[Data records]
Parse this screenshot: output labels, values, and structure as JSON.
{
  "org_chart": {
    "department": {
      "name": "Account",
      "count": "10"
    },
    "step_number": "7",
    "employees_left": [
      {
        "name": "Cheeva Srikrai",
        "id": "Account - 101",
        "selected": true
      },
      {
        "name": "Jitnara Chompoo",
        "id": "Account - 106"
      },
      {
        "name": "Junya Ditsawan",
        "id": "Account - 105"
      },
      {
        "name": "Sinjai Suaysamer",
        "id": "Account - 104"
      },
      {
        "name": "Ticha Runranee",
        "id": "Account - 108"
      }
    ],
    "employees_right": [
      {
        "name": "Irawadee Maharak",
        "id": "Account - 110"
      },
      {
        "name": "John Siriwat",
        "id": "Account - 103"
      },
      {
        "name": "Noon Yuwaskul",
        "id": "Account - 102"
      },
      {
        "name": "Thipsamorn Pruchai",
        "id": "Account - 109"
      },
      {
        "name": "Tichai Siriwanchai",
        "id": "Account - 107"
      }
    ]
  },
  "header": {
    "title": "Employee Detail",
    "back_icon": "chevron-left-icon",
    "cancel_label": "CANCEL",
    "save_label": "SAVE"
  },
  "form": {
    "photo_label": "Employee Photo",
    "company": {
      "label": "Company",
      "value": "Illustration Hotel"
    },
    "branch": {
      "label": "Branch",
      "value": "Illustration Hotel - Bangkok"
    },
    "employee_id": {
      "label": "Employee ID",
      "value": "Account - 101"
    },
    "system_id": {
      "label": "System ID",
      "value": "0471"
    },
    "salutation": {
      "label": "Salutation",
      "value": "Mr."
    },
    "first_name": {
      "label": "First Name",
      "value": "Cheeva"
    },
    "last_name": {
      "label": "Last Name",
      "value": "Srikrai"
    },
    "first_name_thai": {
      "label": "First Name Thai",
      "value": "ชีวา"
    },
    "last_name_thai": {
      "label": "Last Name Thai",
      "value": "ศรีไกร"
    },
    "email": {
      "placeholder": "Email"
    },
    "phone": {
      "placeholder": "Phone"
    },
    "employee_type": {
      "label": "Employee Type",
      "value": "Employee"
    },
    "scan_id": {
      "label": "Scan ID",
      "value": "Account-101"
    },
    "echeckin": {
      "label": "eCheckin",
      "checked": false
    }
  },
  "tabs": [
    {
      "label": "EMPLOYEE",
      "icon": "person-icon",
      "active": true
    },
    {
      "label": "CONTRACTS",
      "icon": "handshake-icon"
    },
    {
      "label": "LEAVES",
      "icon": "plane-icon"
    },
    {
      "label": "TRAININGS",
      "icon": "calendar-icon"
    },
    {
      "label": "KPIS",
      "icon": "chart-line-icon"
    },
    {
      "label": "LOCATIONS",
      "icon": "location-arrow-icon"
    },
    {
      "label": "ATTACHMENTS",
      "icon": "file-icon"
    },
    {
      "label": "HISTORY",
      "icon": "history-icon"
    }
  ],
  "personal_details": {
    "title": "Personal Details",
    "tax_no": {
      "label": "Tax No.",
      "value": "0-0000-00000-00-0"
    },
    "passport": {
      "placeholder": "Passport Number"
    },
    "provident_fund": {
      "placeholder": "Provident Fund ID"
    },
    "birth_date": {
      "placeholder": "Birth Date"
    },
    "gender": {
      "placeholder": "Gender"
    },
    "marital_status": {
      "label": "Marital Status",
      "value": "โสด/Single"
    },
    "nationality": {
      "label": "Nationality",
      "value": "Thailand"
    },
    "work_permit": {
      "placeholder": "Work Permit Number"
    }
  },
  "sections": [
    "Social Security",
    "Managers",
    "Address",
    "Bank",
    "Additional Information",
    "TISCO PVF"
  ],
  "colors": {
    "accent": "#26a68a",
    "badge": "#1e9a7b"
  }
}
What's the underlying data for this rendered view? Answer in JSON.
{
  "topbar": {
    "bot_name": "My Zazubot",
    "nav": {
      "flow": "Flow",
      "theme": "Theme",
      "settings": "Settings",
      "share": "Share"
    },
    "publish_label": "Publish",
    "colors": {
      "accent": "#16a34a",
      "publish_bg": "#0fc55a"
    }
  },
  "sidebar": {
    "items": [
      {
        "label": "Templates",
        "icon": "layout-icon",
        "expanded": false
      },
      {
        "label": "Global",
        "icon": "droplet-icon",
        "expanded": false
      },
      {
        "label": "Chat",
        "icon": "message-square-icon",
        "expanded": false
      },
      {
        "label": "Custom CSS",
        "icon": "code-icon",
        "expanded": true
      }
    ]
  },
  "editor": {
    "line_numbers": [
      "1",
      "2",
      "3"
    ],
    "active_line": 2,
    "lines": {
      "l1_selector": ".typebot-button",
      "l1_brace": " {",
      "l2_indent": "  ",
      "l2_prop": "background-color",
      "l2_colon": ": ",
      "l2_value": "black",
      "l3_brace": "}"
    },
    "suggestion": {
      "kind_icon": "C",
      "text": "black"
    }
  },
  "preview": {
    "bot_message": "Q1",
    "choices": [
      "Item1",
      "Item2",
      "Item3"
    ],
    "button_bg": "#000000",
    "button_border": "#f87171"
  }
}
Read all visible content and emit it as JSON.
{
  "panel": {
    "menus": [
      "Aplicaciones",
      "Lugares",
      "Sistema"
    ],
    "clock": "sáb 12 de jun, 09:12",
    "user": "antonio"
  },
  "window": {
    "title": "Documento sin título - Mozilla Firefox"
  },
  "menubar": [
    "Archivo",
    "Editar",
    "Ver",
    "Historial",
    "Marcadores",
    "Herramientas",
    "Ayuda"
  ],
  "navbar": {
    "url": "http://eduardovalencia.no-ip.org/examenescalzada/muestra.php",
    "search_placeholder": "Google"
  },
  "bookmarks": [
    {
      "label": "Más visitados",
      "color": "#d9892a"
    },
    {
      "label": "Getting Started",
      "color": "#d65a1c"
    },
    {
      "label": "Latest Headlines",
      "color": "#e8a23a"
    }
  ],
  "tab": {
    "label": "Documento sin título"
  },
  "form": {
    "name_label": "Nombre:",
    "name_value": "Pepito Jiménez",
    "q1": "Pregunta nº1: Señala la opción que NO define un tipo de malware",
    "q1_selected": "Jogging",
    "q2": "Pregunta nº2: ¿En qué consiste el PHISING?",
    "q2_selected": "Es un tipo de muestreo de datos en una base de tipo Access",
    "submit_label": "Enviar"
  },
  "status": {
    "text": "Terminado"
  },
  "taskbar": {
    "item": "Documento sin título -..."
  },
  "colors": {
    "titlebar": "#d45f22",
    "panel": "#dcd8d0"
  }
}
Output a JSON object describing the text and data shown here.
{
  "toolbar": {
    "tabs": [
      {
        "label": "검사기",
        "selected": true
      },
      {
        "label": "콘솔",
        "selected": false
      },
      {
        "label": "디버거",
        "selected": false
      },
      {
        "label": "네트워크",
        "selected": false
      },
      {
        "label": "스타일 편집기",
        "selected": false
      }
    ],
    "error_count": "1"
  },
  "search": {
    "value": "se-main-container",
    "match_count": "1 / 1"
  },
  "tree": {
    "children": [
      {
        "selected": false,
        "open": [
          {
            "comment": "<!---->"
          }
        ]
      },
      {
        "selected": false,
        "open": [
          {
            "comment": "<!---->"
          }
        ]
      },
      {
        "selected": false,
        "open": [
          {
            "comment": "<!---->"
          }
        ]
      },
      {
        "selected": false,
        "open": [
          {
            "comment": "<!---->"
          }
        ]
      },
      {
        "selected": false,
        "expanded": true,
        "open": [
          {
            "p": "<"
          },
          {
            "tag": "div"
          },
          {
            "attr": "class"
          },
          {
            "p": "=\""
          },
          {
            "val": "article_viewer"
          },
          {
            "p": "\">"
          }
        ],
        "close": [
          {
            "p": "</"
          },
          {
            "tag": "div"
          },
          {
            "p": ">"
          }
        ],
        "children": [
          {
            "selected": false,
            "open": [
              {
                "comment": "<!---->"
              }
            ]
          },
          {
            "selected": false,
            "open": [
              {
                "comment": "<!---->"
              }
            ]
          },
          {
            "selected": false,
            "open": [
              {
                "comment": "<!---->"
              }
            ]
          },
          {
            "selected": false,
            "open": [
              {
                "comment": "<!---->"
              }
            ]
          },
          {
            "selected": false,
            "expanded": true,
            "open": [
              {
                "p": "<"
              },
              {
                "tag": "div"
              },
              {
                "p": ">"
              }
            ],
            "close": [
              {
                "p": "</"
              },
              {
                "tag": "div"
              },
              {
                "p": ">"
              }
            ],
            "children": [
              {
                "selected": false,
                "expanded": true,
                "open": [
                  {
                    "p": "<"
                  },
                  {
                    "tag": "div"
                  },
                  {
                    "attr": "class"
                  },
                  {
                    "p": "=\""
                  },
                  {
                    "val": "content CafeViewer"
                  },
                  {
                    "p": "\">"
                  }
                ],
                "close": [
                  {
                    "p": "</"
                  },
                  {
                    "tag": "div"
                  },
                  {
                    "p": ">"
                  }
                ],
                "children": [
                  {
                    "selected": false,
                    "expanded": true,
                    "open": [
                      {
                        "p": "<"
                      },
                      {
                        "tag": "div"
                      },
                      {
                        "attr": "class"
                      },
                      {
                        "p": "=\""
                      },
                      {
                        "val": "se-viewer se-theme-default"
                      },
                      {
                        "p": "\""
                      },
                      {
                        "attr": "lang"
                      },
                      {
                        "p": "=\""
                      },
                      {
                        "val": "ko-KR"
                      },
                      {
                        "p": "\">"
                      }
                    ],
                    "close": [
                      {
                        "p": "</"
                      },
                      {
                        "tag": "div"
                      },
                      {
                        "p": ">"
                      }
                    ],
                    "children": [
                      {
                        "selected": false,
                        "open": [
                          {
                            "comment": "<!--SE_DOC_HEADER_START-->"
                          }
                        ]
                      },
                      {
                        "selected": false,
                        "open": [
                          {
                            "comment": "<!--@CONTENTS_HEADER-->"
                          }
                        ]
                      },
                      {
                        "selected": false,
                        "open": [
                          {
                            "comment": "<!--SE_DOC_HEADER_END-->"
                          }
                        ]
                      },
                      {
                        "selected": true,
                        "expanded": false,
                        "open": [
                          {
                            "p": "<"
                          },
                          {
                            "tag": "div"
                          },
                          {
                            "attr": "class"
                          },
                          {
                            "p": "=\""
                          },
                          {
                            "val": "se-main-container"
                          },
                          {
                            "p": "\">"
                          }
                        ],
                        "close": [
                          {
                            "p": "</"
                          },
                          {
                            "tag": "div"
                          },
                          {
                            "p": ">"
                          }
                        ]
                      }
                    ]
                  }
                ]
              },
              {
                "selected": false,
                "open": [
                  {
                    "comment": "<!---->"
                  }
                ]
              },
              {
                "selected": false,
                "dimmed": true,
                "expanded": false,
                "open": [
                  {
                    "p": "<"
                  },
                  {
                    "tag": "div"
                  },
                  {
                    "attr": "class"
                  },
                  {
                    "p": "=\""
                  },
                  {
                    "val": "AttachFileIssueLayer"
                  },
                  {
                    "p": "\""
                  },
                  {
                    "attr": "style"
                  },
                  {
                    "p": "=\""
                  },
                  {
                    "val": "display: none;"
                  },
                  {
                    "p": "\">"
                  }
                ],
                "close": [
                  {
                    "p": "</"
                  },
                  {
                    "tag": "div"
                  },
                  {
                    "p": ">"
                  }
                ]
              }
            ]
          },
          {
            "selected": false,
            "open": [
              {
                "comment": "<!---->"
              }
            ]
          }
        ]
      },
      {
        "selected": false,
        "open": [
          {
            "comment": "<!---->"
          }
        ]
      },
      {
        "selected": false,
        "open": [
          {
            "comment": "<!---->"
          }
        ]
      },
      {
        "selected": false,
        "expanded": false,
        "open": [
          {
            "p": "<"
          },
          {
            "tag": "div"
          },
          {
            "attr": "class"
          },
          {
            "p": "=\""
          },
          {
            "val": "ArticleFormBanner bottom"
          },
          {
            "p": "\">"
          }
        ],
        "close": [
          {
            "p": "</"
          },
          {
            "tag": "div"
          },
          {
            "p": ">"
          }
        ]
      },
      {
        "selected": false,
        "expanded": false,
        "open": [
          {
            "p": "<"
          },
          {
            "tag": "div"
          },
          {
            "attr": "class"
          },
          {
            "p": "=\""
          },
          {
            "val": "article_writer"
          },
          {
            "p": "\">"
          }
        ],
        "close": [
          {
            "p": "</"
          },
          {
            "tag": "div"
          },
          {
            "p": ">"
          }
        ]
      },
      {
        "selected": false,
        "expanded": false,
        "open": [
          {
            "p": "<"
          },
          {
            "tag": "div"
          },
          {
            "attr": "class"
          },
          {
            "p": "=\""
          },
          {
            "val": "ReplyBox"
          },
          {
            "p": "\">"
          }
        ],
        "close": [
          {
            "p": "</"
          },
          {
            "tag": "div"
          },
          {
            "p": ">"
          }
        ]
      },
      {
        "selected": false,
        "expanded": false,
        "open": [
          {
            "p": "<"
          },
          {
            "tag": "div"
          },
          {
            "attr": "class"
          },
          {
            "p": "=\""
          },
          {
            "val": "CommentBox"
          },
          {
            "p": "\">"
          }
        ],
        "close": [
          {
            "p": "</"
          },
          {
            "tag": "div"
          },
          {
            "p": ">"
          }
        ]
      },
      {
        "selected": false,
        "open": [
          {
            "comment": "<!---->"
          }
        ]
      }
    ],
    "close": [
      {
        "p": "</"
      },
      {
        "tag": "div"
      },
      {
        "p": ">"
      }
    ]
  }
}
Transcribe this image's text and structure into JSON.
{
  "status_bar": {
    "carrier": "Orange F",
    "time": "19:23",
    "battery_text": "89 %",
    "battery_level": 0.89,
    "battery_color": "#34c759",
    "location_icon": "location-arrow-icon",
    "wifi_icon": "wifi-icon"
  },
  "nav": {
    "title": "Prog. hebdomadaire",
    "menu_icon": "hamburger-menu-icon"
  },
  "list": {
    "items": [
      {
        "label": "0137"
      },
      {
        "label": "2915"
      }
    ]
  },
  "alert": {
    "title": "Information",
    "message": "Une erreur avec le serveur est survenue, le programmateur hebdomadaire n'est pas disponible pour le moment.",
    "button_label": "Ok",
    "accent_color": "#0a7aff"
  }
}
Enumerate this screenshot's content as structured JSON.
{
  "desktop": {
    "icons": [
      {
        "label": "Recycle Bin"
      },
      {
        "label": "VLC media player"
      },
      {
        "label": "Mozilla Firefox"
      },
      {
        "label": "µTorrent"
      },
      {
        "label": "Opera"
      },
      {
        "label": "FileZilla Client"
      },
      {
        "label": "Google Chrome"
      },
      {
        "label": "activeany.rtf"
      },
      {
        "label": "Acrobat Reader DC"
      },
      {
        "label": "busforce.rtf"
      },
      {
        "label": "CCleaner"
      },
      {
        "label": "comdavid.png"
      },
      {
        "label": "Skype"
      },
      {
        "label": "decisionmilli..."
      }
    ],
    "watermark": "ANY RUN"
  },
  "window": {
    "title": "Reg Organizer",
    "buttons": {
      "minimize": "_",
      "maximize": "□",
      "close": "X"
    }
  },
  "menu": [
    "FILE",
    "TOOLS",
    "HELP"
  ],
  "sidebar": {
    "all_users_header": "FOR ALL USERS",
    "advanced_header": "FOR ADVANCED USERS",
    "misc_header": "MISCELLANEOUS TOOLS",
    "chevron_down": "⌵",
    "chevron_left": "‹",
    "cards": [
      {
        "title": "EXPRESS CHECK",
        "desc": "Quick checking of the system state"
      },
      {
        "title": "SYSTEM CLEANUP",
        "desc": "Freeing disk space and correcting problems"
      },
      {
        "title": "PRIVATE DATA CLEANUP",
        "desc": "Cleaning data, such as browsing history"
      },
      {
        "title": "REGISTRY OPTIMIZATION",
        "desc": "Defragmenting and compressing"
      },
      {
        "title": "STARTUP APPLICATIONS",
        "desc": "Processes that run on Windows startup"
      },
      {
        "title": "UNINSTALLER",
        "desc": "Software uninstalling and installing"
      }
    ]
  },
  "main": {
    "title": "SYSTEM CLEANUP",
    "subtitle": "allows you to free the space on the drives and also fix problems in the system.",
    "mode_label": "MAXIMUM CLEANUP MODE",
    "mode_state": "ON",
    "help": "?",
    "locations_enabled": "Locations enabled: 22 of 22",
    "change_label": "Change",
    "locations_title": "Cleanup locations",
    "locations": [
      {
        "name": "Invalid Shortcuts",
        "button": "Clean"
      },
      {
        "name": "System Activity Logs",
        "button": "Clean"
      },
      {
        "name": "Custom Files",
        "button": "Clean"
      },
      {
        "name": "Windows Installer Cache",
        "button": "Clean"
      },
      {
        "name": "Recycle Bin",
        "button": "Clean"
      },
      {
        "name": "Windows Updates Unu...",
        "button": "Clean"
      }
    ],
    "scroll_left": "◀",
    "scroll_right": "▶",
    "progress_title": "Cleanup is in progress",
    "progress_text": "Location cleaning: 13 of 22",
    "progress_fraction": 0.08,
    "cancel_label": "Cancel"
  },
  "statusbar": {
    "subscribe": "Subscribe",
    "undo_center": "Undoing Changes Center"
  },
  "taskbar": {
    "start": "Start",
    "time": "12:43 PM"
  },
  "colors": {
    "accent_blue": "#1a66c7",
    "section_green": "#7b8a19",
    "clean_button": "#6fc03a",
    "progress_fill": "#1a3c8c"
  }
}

- [EXERCISE]: Every line that holds the string "this" should be returned.

- [THE RESULT]:
Parse this screenshot: output labels, values, and structure as JSON.
What's the underlying data for this rendered view? Answer in JSON.
Transcribe this image's text and structure into JSON.
Enumerate this screenshot's content as structured JSON.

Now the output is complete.